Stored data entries
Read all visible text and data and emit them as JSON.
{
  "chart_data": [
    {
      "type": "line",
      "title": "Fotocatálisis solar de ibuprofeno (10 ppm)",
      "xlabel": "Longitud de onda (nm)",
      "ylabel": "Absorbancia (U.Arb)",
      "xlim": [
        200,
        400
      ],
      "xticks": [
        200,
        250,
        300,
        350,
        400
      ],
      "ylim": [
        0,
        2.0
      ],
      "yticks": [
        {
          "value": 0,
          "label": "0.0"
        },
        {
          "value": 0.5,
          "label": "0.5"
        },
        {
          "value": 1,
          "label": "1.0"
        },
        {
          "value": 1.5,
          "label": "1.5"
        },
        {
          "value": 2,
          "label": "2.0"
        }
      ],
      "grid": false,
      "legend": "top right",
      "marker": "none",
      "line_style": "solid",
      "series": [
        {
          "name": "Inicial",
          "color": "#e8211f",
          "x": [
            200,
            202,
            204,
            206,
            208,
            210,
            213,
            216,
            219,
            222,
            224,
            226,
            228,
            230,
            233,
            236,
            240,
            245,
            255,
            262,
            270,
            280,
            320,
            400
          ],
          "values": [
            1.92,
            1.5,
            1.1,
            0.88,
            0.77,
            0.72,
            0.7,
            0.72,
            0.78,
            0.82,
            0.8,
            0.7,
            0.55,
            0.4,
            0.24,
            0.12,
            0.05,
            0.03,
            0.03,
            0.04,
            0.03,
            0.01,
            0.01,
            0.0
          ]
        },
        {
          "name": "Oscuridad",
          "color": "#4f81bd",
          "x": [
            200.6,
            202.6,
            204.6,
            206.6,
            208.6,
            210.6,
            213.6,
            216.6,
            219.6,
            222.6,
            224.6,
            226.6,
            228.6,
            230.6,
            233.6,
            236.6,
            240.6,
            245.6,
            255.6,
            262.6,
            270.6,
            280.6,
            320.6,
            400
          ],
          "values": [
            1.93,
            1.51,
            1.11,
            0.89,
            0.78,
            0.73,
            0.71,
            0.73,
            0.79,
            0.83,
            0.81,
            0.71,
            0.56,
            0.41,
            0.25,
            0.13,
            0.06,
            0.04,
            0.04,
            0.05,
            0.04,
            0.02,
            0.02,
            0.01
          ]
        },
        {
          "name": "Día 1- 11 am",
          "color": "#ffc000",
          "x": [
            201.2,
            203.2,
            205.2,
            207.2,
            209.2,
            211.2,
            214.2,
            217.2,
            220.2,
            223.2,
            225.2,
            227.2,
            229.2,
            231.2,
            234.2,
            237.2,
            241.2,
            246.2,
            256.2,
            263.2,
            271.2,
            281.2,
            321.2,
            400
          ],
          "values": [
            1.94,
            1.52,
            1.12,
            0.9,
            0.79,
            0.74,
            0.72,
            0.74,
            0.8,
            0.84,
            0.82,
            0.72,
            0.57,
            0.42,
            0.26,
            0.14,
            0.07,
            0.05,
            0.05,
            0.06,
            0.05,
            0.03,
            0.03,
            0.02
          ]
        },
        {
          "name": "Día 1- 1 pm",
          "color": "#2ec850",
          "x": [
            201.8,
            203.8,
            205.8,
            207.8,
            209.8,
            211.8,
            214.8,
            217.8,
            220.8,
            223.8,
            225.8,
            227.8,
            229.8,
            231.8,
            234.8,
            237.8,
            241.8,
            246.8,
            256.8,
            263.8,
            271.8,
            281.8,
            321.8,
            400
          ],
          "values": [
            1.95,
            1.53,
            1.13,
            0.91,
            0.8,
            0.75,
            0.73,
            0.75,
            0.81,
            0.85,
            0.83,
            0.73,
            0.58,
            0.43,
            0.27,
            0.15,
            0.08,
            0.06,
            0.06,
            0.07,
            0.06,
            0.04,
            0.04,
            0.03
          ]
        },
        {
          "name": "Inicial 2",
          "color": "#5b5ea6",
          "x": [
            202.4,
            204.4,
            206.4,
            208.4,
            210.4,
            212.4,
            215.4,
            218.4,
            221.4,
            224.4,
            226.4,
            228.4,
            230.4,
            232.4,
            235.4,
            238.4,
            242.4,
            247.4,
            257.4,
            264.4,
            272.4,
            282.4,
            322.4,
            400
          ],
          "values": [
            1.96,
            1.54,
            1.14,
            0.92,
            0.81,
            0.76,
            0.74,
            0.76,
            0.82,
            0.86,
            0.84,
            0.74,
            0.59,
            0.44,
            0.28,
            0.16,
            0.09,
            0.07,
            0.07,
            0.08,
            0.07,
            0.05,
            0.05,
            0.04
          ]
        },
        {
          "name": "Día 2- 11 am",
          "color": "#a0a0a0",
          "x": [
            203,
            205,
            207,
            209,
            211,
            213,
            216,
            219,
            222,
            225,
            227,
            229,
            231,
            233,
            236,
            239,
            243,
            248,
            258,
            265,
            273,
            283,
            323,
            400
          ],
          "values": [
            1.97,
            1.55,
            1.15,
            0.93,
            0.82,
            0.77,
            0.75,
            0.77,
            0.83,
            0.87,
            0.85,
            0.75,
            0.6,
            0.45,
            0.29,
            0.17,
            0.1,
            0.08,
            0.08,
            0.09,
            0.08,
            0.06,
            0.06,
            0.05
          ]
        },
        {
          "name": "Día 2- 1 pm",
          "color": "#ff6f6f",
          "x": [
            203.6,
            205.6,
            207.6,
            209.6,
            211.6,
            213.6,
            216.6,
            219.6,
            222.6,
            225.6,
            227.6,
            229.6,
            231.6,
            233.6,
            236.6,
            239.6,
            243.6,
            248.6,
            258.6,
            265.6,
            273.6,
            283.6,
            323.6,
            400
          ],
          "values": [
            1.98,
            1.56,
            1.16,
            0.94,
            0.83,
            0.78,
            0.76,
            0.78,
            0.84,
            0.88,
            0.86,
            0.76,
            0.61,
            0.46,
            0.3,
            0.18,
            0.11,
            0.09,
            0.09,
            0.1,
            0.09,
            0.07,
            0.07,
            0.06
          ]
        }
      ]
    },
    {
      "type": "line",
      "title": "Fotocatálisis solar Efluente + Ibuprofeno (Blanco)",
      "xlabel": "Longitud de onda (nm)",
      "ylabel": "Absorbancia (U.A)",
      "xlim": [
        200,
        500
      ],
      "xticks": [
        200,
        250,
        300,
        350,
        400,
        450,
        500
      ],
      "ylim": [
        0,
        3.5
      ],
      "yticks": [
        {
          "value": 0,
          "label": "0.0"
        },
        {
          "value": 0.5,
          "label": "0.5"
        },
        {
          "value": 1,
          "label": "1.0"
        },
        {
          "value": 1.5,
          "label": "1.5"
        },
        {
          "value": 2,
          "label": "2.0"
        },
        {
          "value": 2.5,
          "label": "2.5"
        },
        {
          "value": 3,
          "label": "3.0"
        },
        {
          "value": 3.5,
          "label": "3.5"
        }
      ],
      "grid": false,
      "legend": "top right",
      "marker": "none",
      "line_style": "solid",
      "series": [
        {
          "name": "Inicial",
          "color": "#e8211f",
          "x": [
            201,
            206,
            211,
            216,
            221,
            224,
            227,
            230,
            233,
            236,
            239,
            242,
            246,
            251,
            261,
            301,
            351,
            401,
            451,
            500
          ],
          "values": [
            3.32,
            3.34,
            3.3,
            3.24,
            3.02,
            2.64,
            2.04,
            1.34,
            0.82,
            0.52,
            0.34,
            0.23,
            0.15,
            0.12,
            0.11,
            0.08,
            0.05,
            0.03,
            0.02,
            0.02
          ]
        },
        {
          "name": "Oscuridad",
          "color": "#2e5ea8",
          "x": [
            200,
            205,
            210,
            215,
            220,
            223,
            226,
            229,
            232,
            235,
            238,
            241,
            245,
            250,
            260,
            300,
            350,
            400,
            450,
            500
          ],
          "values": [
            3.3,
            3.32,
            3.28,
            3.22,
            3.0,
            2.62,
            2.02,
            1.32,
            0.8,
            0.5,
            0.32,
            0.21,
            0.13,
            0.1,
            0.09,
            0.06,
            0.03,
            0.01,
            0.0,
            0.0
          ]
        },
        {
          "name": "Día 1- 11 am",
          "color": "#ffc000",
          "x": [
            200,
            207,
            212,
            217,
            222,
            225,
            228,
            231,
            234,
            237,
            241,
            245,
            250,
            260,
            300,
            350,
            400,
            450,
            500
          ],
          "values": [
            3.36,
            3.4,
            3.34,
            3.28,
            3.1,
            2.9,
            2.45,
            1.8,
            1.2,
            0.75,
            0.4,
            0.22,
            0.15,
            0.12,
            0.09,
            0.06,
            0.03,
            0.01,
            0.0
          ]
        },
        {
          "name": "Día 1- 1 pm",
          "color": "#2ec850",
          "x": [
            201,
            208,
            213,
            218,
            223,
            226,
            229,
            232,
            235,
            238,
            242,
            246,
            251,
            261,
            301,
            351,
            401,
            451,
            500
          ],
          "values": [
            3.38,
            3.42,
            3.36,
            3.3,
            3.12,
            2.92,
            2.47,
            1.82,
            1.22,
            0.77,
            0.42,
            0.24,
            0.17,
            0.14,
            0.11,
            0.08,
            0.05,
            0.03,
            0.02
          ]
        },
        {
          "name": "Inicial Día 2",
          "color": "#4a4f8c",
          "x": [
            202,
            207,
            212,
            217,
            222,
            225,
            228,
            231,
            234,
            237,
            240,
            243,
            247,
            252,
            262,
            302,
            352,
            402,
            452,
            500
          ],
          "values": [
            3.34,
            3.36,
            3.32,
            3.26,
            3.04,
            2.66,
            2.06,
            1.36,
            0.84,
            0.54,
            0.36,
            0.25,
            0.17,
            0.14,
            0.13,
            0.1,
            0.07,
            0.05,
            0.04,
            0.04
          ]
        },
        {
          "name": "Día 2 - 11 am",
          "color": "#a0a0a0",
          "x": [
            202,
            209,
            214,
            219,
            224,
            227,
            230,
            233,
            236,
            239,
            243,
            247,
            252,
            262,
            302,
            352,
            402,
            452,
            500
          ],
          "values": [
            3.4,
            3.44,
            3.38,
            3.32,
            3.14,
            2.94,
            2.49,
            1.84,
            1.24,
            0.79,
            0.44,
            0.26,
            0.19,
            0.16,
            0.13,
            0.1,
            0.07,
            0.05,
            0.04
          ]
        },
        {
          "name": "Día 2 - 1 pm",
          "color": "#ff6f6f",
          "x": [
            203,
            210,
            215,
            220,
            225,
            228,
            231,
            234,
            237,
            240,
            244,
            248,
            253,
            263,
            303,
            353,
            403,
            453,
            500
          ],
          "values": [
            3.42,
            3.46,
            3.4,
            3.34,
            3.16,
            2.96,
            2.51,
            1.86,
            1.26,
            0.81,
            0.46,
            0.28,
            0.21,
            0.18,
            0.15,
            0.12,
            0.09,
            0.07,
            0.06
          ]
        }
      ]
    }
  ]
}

→ **TASK TO COMPLETE**:
In the entries above, locate every line with the word "Inicial" and copy it.

→ **FULL ANSWER**:
          "name": "Inicial",
          "name": "Inicial 2",
          "name": "Inicial",
          "name": "Inicial Día 2",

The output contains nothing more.